Records from a data collection:
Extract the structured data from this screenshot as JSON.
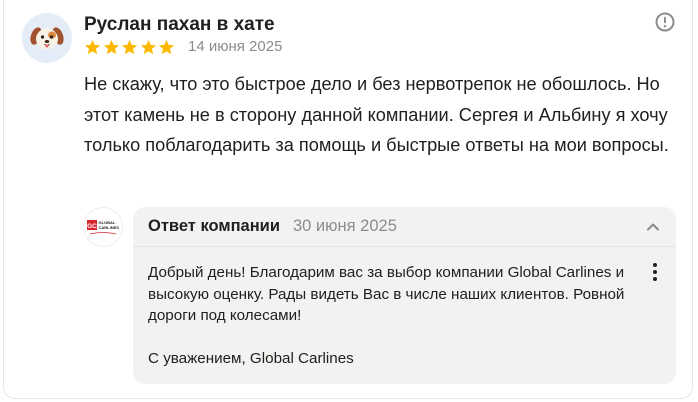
{
  "review": {
    "author": "Руслан пахан в хате",
    "rating": 5,
    "max_rating": 5,
    "date": "14 июня 2025",
    "text": "Не скажу, что это быстрое дело и без нервотрепок не обошлось. Но этот камень не в сторону данной компании. Сергея и Альбину я хочу только поблагодарить за помощь и быстрые ответы на мои вопросы."
  },
  "reply": {
    "title": "Ответ компании",
    "date": "30 июня 2025",
    "paragraph1": "Добрый день! Благодарим вас за выбор компании Global Carlines и высокую оценку. Рады видеть Вас в числе наших клиентов. Ровной дороги под колесами!",
    "paragraph2": "С уважением, Global Carlines",
    "logo_text": [
      "GLOBAL",
      "CARLINES"
    ],
    "logo_mark": "GC"
  },
  "colors": {
    "star": "#ffb800",
    "muted": "#8c8c8c",
    "reply_bg": "#f2f2f0",
    "logo_red": "#d7262e"
  },
  "icons": {
    "report": "exclamation-circle-icon",
    "collapse": "chevron-up-icon",
    "more": "vertical-dots-icon"
  }
}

_Task statement:_ Without the pictures, print the records in full, exactly as they appear.

_Solution:_
Extract the structured data from this screenshot as JSON.
{
  "review": {
    "author": "Руслан пахан в хате",
    "rating": 5,
    "max_rating": 5,
    "date": "14 июня 2025",
    "text": "Не скажу, что это быстрое дело и без нервотрепок не обошлось. Но этот камень не в сторону данной компании. Сергея и Альбину я хочу только поблагодарить за помощь и быстрые ответы на мои вопросы."
  },
  "reply": {
    "title": "Ответ компании",
    "date": "30 июня 2025",
    "paragraph1": "Добрый день! Благодарим вас за выбор компании Global Carlines и высокую оценку. Рады видеть Вас в числе наших клиентов. Ровной дороги под колесами!",
    "paragraph2": "С уважением, Global Carlines",
    "logo_text": [
      "GLOBAL",
      "CARLINES"
    ],
    "logo_mark": "GC"
  },
  "colors": {
    "star": "#ffb800",
    "muted": "#8c8c8c",
    "reply_bg": "#f2f2f0",
    "logo_red": "#d7262e"
  },
  "icons": {
    "report": "exclamation-circle-icon",
    "collapse": "chevron-up-icon",
    "more": "vertical-dots-icon"
  }
}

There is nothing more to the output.